◆ **Rows**:

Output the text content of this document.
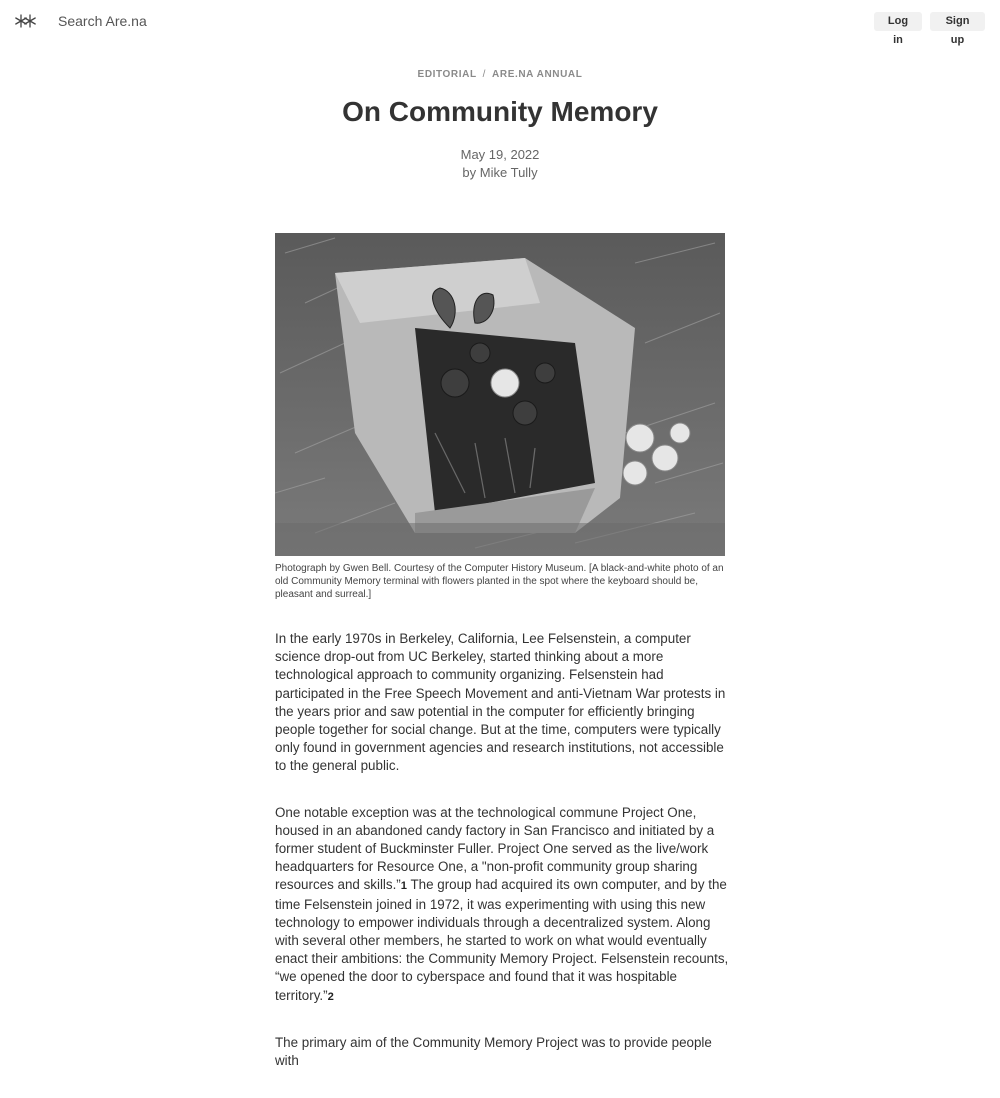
Search Are.na
Log in
Sign up
EDITORIAL / ARE.NA ANNUAL
On Community Memory
May 19, 2022
by Mike Tully
Photograph by Gwen Bell. Courtesy of the Computer History Museum. [A black-and-white photo of an old Community Memory terminal with flowers planted in the spot where the keyboard should be, pleasant and surreal.]

In the early 1970s in Berkeley, California, Lee Felsenstein, a computer science drop-out from UC Berkeley, started thinking about a more technological approach to community organizing. Felsenstein had participated in the Free Speech Movement and anti-Vietnam War protests in the years prior and saw potential in the computer for efficiently bringing people together for social change. But at the time, computers were typically only found in government agencies and research institutions, not accessible to the general public.

One notable exception was at the technological commune Project One, housed in an abandoned candy factory in San Francisco and initiated by a former student of Buckminster Fuller. Project One served as the live/work headquarters for Resource One, a "non-profit community group sharing resources and skills.”1 The group had acquired its own computer, and by the time Felsenstein joined in 1972, it was experimenting with using this new technology to empower individuals through a decentralized system. Along with several other members, he started to work on what would eventually enact their ambitions: the Community Memory Project. Felsenstein recounts, “we opened the door to cyberspace and found that it was hospitable territory.”2

The primary aim of the Community Memory Project was to provide people with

◆ **Work to be completed**: Reproduce each entry precisely. Leave the pictures out.

◆ **Solution for this exercise**:
Output the text content of this document.
Search Are.na
Log in
Sign up
EDITORIAL / ARE.NA ANNUAL
On Community Memory
May 19, 2022
by Mike Tully
Photograph by Gwen Bell. Courtesy of the Computer History Museum. [A black-and-white photo of an old Community Memory terminal with flowers planted in the spot where the keyboard should be, pleasant and surreal.]

In the early 1970s in Berkeley, California, Lee Felsenstein, a computer science drop-out from UC Berkeley, started thinking about a more technological approach to community organizing. Felsenstein had participated in the Free Speech Movement and anti-Vietnam War protests in the years prior and saw potential in the computer for efficiently bringing people together for social change. But at the time, computers were typically only found in government agencies and research institutions, not accessible to the general public.

One notable exception was at the technological commune Project One, housed in an abandoned candy factory in San Francisco and initiated by a former student of Buckminster Fuller. Project One served as the live/work headquarters for Resource One, a "non-profit community group sharing resources and skills.”1 The group had acquired its own computer, and by the time Felsenstein joined in 1972, it was experimenting with using this new technology to empower individuals through a decentralized system. Along with several other members, he started to work on what would eventually enact their ambitions: the Community Memory Project. Felsenstein recounts, “we opened the door to cyberspace and found that it was hospitable territory.”2

The primary aim of the Community Memory Project was to provide people with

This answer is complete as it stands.